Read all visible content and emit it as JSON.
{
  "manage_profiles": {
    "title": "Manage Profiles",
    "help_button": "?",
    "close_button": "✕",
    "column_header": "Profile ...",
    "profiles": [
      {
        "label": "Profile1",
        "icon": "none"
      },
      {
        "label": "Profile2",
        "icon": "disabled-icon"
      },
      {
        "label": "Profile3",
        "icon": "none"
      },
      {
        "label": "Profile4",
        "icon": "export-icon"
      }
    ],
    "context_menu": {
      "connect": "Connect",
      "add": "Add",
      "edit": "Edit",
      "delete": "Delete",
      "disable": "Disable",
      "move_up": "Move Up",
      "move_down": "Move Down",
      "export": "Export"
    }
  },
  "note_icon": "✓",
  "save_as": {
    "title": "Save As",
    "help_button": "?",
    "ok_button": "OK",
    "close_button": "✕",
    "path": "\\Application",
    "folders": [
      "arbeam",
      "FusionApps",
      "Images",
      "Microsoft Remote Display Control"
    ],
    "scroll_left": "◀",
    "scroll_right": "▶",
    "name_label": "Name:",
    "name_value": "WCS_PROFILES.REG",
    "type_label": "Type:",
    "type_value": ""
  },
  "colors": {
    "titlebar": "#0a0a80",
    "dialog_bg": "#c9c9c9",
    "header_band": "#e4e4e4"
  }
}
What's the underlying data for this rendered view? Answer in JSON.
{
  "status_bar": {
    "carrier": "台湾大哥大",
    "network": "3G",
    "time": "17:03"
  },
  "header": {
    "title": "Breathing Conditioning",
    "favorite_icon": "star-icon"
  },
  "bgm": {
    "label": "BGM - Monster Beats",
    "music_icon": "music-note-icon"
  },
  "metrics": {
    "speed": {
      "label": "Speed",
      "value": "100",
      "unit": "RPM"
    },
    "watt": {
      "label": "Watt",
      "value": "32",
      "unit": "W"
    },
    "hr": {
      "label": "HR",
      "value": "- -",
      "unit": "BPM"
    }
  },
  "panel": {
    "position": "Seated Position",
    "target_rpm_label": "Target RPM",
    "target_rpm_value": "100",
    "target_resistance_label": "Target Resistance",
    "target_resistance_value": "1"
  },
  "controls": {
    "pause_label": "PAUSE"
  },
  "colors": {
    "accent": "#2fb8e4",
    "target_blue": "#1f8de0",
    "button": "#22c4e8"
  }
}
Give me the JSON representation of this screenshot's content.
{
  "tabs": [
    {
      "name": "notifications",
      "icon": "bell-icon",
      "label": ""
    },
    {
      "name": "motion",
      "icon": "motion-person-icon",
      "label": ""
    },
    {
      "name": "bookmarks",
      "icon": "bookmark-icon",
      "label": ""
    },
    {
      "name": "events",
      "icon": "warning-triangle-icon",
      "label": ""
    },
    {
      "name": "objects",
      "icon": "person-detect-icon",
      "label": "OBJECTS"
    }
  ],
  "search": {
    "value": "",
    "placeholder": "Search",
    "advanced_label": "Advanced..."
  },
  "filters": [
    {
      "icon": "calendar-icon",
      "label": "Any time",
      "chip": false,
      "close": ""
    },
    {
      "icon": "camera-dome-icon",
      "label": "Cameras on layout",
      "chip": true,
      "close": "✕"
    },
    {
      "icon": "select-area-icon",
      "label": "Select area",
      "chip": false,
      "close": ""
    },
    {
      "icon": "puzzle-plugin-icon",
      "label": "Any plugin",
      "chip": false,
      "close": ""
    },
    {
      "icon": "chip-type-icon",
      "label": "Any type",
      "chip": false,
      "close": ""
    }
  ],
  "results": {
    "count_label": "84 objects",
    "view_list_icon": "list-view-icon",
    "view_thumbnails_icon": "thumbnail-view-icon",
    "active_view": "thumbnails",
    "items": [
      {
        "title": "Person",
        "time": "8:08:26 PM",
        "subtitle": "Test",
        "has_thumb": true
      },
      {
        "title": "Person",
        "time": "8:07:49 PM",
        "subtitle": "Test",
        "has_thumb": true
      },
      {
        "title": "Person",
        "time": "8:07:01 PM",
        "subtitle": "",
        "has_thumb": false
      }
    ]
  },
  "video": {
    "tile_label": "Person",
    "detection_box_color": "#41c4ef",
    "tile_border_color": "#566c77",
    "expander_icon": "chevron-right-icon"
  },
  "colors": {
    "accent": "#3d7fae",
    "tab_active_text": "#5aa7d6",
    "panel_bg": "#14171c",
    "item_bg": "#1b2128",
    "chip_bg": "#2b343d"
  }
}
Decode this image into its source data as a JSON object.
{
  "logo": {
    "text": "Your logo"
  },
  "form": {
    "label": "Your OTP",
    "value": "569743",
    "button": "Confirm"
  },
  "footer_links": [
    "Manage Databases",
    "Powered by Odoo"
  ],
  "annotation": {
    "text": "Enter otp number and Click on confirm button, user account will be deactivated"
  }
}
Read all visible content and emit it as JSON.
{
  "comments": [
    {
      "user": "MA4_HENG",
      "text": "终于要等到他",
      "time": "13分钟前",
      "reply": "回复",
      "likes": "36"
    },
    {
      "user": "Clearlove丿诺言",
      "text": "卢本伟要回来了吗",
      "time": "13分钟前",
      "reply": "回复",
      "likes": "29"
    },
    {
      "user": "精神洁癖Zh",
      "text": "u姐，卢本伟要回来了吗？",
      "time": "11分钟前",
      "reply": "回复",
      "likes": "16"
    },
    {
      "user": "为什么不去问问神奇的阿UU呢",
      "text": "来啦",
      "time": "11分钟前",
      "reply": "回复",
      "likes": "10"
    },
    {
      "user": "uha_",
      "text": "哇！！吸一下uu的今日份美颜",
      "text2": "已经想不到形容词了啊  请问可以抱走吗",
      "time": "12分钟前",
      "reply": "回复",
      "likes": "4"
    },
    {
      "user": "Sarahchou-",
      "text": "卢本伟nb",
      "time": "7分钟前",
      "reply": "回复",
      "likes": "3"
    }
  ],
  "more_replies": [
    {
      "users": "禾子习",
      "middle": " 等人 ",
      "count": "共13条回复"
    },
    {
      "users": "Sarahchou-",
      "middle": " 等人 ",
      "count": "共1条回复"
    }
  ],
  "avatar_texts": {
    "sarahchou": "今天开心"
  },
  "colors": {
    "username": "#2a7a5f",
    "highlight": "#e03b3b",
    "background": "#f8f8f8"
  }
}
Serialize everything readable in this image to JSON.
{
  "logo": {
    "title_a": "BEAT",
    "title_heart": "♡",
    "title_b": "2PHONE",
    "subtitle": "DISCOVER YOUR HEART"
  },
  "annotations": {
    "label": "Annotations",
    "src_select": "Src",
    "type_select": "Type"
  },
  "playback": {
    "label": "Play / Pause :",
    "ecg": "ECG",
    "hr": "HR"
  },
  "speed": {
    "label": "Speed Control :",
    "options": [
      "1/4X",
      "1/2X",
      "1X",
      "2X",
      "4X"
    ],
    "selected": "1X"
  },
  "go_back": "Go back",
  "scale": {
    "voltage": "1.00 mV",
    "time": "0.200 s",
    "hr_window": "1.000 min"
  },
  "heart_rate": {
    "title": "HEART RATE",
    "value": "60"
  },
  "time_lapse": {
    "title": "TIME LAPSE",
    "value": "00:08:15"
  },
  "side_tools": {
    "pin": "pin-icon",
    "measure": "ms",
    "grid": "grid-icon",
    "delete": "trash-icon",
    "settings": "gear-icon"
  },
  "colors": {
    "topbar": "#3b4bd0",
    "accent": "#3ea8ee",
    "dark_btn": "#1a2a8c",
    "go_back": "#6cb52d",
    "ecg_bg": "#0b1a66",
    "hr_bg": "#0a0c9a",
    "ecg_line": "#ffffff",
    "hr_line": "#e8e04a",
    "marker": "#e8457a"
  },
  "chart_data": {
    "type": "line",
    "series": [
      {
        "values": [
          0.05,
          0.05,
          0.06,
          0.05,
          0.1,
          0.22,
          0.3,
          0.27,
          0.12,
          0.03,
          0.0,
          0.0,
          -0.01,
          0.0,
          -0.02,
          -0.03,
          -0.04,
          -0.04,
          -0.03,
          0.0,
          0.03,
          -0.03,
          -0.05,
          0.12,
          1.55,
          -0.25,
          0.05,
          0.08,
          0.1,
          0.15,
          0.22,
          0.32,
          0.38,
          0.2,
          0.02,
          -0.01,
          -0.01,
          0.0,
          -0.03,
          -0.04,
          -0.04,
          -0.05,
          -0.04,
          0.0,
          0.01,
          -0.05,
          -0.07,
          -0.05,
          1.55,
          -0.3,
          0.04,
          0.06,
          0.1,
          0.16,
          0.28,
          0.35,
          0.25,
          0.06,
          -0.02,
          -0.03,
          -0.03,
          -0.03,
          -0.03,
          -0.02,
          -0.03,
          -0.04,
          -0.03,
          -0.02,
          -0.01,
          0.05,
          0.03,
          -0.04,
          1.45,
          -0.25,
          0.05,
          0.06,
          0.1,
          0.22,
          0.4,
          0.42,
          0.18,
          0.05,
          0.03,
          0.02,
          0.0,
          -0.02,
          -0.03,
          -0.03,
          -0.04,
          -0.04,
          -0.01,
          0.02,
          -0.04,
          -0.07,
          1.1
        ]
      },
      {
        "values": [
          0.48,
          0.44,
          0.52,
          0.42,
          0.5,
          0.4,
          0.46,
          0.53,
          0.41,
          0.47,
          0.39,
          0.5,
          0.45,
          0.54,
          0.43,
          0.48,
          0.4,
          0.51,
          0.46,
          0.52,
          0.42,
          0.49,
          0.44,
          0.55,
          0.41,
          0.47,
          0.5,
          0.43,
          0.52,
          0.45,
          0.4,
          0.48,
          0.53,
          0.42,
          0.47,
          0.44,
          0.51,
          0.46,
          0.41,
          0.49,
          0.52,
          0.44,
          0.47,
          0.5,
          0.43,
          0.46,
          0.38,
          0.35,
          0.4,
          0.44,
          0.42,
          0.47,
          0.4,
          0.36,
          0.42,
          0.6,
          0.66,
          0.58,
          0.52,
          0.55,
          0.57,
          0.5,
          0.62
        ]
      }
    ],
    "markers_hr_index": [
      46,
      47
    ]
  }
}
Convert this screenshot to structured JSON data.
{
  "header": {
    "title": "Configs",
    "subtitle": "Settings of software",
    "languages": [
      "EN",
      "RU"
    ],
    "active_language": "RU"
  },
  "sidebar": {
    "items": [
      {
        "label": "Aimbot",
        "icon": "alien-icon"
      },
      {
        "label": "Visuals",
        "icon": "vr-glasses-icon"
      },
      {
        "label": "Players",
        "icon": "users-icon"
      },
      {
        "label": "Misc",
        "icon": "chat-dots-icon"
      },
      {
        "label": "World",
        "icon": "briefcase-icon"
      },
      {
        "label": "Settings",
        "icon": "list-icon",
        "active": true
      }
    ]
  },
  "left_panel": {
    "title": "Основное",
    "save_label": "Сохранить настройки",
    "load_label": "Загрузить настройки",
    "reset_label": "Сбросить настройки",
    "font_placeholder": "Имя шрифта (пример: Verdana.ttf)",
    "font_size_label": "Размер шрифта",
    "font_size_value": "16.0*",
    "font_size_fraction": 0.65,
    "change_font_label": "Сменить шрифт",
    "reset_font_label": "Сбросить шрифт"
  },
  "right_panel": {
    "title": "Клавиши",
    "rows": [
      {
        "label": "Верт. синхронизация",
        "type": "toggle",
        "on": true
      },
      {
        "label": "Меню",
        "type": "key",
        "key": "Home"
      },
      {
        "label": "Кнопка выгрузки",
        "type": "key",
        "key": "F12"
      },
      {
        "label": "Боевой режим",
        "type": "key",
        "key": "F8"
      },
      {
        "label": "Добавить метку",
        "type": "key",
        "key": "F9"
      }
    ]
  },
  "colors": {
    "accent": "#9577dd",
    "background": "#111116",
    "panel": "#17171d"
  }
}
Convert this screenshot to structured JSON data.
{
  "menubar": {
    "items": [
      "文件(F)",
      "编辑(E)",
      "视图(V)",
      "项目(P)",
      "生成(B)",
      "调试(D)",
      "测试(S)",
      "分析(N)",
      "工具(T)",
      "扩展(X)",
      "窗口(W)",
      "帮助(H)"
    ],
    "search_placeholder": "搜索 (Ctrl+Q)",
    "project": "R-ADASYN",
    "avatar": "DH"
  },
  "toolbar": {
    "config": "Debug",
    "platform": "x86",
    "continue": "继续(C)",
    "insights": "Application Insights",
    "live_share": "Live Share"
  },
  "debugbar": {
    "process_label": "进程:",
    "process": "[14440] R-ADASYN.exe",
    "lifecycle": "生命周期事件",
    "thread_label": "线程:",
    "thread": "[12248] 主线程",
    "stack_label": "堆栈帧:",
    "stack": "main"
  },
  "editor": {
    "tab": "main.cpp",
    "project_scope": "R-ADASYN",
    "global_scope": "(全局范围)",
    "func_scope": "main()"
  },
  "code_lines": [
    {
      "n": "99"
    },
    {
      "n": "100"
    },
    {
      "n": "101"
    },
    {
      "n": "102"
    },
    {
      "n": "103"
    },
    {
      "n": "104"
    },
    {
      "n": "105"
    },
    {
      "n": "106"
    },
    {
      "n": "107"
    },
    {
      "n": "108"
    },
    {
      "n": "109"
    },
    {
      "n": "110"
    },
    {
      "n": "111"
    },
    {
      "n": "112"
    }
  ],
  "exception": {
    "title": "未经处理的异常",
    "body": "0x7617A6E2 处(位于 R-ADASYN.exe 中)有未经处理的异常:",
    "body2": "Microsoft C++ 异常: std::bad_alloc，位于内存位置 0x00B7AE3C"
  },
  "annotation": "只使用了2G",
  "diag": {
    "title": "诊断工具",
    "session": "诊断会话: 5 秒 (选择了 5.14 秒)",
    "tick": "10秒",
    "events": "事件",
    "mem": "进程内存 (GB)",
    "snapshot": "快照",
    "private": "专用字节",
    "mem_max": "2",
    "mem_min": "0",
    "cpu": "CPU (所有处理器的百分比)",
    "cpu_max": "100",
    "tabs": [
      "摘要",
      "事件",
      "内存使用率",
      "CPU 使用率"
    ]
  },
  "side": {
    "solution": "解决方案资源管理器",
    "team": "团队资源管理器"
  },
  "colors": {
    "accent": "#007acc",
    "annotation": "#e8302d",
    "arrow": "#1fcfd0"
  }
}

— Directions for this task —
Look through the data and gather every line with the string "list" in it.

— Exercise output —
    "view_list_icon": "list-view-icon",
        "icon": "list-icon",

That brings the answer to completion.